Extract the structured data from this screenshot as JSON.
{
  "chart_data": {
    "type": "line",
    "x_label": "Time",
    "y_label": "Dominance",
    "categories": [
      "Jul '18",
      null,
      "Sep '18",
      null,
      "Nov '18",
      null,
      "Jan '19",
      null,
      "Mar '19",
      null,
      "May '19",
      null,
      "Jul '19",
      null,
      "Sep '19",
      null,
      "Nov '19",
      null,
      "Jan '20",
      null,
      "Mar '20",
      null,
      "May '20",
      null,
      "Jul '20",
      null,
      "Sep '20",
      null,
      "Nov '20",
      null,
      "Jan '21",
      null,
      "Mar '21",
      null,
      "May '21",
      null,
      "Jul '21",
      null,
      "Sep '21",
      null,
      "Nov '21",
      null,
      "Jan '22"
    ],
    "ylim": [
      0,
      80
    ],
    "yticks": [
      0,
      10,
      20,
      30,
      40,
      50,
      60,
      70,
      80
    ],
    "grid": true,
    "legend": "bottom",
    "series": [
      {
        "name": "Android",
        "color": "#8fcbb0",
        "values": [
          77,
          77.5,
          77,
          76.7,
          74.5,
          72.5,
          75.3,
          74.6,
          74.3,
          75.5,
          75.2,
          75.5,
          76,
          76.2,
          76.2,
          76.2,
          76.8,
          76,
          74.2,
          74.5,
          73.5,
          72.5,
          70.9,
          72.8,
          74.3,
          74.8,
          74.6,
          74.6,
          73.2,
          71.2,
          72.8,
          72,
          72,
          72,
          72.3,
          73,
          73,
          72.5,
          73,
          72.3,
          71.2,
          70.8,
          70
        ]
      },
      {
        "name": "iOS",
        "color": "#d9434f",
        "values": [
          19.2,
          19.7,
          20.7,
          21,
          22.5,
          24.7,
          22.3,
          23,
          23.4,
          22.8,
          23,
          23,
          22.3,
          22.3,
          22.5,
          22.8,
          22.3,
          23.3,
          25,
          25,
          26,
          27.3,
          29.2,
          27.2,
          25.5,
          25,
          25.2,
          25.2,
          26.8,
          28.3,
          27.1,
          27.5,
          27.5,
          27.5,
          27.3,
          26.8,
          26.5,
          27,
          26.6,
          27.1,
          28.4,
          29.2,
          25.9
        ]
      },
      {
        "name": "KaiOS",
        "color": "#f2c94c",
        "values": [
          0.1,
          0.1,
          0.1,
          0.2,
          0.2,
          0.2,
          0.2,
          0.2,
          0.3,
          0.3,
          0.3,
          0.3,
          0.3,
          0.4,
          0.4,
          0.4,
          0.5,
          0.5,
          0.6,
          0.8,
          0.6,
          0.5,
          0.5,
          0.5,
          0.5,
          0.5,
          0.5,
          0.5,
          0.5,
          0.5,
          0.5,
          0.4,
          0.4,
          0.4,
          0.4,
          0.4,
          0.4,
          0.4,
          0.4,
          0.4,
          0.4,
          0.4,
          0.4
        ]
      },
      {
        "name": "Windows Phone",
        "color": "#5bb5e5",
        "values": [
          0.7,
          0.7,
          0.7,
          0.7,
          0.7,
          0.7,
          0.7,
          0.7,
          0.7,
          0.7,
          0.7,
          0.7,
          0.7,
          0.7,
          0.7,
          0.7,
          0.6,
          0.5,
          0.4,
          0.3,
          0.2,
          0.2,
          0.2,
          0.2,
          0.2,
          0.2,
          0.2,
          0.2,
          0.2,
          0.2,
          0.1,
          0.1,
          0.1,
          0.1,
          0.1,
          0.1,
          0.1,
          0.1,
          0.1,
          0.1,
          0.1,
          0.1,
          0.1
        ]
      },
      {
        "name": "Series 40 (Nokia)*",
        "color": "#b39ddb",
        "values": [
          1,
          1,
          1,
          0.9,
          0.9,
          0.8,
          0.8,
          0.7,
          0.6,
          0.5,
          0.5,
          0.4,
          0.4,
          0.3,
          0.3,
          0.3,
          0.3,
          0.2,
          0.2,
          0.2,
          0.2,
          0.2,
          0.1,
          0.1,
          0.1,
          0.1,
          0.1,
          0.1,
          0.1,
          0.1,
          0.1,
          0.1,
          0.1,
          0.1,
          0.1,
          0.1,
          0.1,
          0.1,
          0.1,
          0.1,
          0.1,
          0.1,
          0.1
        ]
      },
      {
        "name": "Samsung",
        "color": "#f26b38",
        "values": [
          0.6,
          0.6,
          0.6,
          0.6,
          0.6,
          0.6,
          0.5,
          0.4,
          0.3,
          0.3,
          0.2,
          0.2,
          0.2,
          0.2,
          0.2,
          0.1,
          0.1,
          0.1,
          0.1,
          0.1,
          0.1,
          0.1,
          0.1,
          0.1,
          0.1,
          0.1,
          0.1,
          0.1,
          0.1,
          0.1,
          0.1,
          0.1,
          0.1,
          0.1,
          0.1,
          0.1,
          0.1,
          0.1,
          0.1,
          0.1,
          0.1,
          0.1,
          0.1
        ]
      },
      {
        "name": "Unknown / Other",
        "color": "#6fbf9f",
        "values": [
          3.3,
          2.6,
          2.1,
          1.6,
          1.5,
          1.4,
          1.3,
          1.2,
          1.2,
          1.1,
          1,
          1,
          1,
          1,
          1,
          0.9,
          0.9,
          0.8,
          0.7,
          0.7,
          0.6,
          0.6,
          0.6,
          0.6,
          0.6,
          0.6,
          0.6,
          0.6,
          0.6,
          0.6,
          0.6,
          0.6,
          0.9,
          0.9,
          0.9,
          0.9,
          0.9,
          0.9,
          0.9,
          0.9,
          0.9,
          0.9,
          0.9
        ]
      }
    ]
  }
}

########

*Task directions*: Pull every line containing "color" from the material above.

*Exercise output*:
        "color": "#8fcbb0",
        "color": "#d9434f",
        "color": "#f2c94c",
        "color": "#5bb5e5",
        "color": "#b39ddb",
        "color": "#f26b38",
        "color": "#6fbf9f",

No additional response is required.